--- INFORMATION SHOWN ---

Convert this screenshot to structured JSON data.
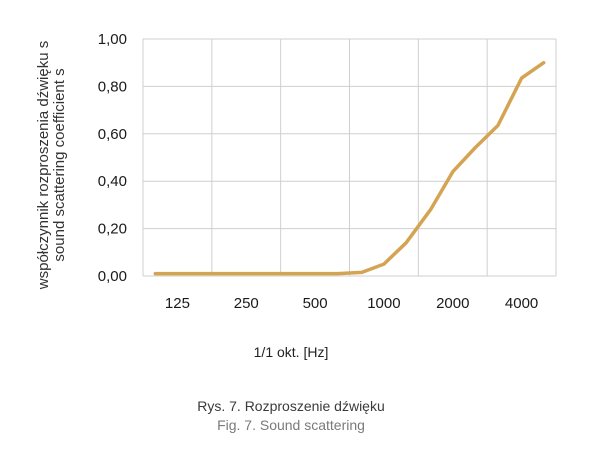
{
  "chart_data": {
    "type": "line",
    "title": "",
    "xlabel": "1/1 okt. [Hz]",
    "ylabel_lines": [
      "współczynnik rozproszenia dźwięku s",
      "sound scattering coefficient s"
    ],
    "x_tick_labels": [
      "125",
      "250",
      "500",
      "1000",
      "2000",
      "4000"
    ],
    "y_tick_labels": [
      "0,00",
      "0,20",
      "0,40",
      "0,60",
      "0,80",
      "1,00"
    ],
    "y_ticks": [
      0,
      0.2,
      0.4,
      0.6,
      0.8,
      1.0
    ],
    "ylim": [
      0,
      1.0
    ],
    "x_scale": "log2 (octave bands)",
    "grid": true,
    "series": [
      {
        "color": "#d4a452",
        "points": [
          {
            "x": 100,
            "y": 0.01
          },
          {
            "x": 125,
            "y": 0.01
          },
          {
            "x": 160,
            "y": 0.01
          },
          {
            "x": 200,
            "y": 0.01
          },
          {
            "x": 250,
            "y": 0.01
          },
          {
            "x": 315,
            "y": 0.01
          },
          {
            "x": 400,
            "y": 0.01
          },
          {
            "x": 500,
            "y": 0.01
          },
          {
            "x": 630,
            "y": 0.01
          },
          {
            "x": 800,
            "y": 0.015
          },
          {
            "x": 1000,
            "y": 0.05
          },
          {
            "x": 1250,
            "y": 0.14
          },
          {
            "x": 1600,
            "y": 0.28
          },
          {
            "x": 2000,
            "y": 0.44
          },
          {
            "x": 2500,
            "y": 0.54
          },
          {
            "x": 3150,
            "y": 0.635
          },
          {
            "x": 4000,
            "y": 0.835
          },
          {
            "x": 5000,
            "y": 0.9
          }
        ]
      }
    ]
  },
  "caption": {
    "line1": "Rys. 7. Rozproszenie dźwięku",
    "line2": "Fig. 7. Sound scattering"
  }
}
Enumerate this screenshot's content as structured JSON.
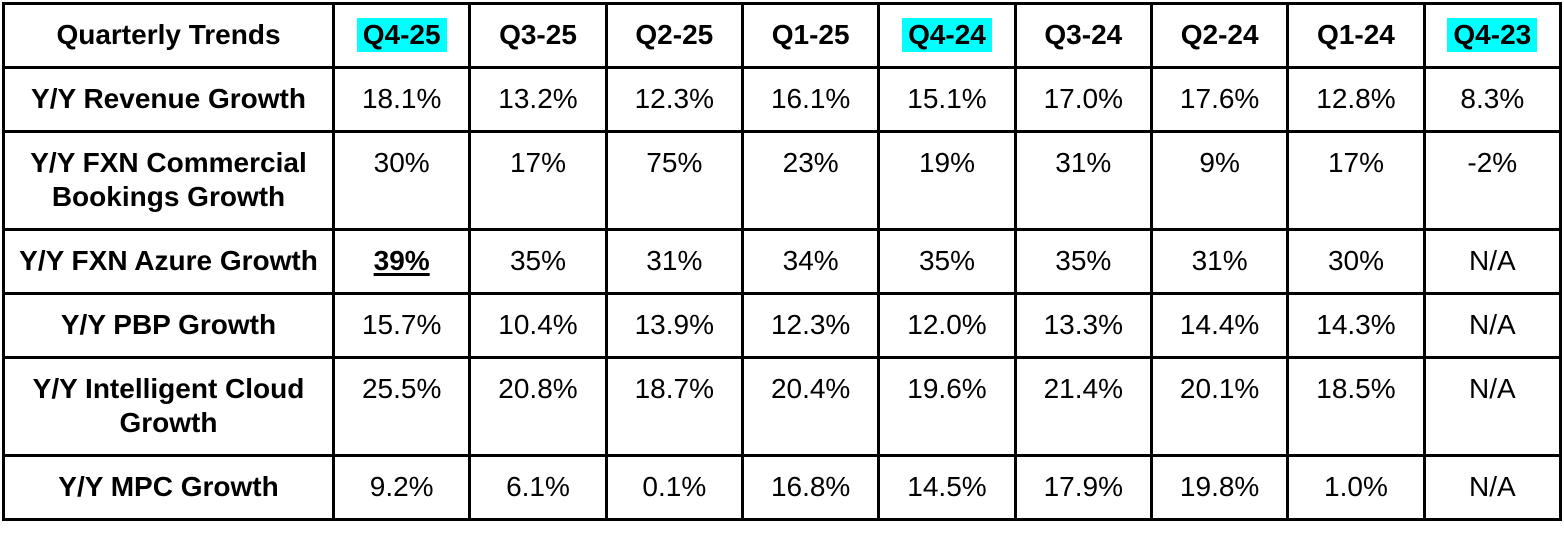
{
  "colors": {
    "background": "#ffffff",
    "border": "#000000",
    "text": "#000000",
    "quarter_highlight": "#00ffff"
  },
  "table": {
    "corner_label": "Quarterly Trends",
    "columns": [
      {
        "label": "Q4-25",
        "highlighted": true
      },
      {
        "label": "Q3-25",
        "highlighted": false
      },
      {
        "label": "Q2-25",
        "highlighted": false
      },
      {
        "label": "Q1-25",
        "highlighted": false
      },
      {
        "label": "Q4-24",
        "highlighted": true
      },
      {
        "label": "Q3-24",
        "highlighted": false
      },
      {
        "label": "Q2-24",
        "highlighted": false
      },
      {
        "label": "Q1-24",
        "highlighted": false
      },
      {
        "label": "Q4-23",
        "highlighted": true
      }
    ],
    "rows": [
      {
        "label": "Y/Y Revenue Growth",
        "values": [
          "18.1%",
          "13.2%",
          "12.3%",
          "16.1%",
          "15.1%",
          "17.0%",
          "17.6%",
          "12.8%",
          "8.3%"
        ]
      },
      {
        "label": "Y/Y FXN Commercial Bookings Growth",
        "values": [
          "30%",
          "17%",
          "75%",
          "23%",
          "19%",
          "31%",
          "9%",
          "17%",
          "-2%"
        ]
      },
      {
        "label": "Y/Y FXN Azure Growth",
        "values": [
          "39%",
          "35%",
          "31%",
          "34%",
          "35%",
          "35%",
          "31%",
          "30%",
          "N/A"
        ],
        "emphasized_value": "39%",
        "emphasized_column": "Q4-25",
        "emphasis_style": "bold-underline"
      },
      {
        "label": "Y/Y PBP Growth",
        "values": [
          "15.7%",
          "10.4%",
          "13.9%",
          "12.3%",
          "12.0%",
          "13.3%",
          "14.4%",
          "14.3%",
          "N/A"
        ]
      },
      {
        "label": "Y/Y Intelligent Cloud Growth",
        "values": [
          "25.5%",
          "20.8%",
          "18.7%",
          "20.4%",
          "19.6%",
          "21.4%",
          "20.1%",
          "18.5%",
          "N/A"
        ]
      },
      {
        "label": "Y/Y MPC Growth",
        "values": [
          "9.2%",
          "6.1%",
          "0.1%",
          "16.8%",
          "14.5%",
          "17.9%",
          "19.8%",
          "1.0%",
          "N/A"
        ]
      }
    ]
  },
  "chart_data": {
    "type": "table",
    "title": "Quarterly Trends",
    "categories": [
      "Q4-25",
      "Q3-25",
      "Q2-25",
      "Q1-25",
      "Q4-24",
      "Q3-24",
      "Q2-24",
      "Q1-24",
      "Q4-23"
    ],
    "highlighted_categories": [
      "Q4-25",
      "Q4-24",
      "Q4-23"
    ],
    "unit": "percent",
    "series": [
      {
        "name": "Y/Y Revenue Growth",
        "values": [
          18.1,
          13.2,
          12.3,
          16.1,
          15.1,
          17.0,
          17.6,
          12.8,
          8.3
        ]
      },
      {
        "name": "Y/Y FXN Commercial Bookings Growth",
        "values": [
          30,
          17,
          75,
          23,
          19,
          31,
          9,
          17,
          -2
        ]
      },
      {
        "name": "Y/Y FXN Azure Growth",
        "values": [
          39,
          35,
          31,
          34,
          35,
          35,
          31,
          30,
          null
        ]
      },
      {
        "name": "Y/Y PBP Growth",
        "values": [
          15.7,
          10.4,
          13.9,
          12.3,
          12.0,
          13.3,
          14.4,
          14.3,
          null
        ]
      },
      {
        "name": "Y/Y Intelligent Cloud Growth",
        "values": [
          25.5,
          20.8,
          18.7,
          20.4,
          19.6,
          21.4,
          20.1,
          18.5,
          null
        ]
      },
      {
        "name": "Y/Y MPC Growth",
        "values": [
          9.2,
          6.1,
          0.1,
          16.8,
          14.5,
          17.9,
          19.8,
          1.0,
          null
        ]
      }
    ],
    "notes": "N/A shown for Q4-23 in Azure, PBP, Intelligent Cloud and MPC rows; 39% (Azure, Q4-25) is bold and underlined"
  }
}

---

**SET TASK**
Leave out all images, then reproduce the entries above exactly.

**FULL ANSWER**
Convert this screenshot to structured JSON data.
{
  "chart_data": {
    "type": "line",
    "title": "",
    "xlabel": "1/1 okt. [Hz]",
    "ylabel_lines": [
      "współczynnik rozproszenia dźwięku s",
      "sound scattering coefficient s"
    ],
    "x_tick_labels": [
      "125",
      "250",
      "500",
      "1000",
      "2000",
      "4000"
    ],
    "y_tick_labels": [
      "0,00",
      "0,20",
      "0,40",
      "0,60",
      "0,80",
      "1,00"
    ],
    "y_ticks": [
      0,
      0.2,
      0.4,
      0.6,
      0.8,
      1.0
    ],
    "ylim": [
      0,
      1.0
    ],
    "x_scale": "log2 (octave bands)",
    "grid": true,
    "series": [
      {
        "color": "#d4a452",
        "points": [
          {
            "x": 100,
            "y": 0.01
          },
          {
            "x": 125,
            "y": 0.01
          },
          {
            "x": 160,
            "y": 0.01
          },
          {
            "x": 200,
            "y": 0.01
          },
          {
            "x": 250,
            "y": 0.01
          },
          {
            "x": 315,
            "y": 0.01
          },
          {
            "x": 400,
            "y": 0.01
          },
          {
            "x": 500,
            "y": 0.01
          },
          {
            "x": 630,
            "y": 0.01
          },
          {
            "x": 800,
            "y": 0.015
          },
          {
            "x": 1000,
            "y": 0.05
          },
          {
            "x": 1250,
            "y": 0.14
          },
          {
            "x": 1600,
            "y": 0.28
          },
          {
            "x": 2000,
            "y": 0.44
          },
          {
            "x": 2500,
            "y": 0.54
          },
          {
            "x": 3150,
            "y": 0.635
          },
          {
            "x": 4000,
            "y": 0.835
          },
          {
            "x": 5000,
            "y": 0.9
          }
        ]
      }
    ]
  },
  "caption": {
    "line1": "Rys. 7. Rozproszenie dźwięku",
    "line2": "Fig. 7. Sound scattering"
  }
}
Enumerate this screenshot's content as structured JSON.
{
  "colors": {
    "background": "#ffffff",
    "border": "#000000",
    "text": "#000000",
    "quarter_highlight": "#00ffff"
  },
  "table": {
    "corner_label": "Quarterly Trends",
    "columns": [
      {
        "label": "Q4-25",
        "highlighted": true
      },
      {
        "label": "Q3-25",
        "highlighted": false
      },
      {
        "label": "Q2-25",
        "highlighted": false
      },
      {
        "label": "Q1-25",
        "highlighted": false
      },
      {
        "label": "Q4-24",
        "highlighted": true
      },
      {
        "label": "Q3-24",
        "highlighted": false
      },
      {
        "label": "Q2-24",
        "highlighted": false
      },
      {
        "label": "Q1-24",
        "highlighted": false
      },
      {
        "label": "Q4-23",
        "highlighted": true
      }
    ],
    "rows": [
      {
        "label": "Y/Y Revenue Growth",
        "values": [
          "18.1%",
          "13.2%",
          "12.3%",
          "16.1%",
          "15.1%",
          "17.0%",
          "17.6%",
          "12.8%",
          "8.3%"
        ]
      },
      {
        "label": "Y/Y FXN Commercial Bookings Growth",
        "values": [
          "30%",
          "17%",
          "75%",
          "23%",
          "19%",
          "31%",
          "9%",
          "17%",
          "-2%"
        ]
      },
      {
        "label": "Y/Y FXN Azure Growth",
        "values": [
          "39%",
          "35%",
          "31%",
          "34%",
          "35%",
          "35%",
          "31%",
          "30%",
          "N/A"
        ],
        "emphasized_value": "39%",
        "emphasized_column": "Q4-25",
        "emphasis_style": "bold-underline"
      },
      {
        "label": "Y/Y PBP Growth",
        "values": [
          "15.7%",
          "10.4%",
          "13.9%",
          "12.3%",
          "12.0%",
          "13.3%",
          "14.4%",
          "14.3%",
          "N/A"
        ]
      },
      {
        "label": "Y/Y Intelligent Cloud Growth",
        "values": [
          "25.5%",
          "20.8%",
          "18.7%",
          "20.4%",
          "19.6%",
          "21.4%",
          "20.1%",
          "18.5%",
          "N/A"
        ]
      },
      {
        "label": "Y/Y MPC Growth",
        "values": [
          "9.2%",
          "6.1%",
          "0.1%",
          "16.8%",
          "14.5%",
          "17.9%",
          "19.8%",
          "1.0%",
          "N/A"
        ]
      }
    ]
  },
  "chart_data": {
    "type": "table",
    "title": "Quarterly Trends",
    "categories": [
      "Q4-25",
      "Q3-25",
      "Q2-25",
      "Q1-25",
      "Q4-24",
      "Q3-24",
      "Q2-24",
      "Q1-24",
      "Q4-23"
    ],
    "highlighted_categories": [
      "Q4-25",
      "Q4-24",
      "Q4-23"
    ],
    "unit": "percent",
    "series": [
      {
        "name": "Y/Y Revenue Growth",
        "values": [
          18.1,
          13.2,
          12.3,
          16.1,
          15.1,
          17.0,
          17.6,
          12.8,
          8.3
        ]
      },
      {
        "name": "Y/Y FXN Commercial Bookings Growth",
        "values": [
          30,
          17,
          75,
          23,
          19,
          31,
          9,
          17,
          -2
        ]
      },
      {
        "name": "Y/Y FXN Azure Growth",
        "values": [
          39,
          35,
          31,
          34,
          35,
          35,
          31,
          30,
          null
        ]
      },
      {
        "name": "Y/Y PBP Growth",
        "values": [
          15.7,
          10.4,
          13.9,
          12.3,
          12.0,
          13.3,
          14.4,
          14.3,
          null
        ]
      },
      {
        "name": "Y/Y Intelligent Cloud Growth",
        "values": [
          25.5,
          20.8,
          18.7,
          20.4,
          19.6,
          21.4,
          20.1,
          18.5,
          null
        ]
      },
      {
        "name": "Y/Y MPC Growth",
        "values": [
          9.2,
          6.1,
          0.1,
          16.8,
          14.5,
          17.9,
          19.8,
          1.0,
          null
        ]
      }
    ],
    "notes": "N/A shown for Q4-23 in Azure, PBP, Intelligent Cloud and MPC rows; 39% (Azure, Q4-25) is bold and underlined"
  }
}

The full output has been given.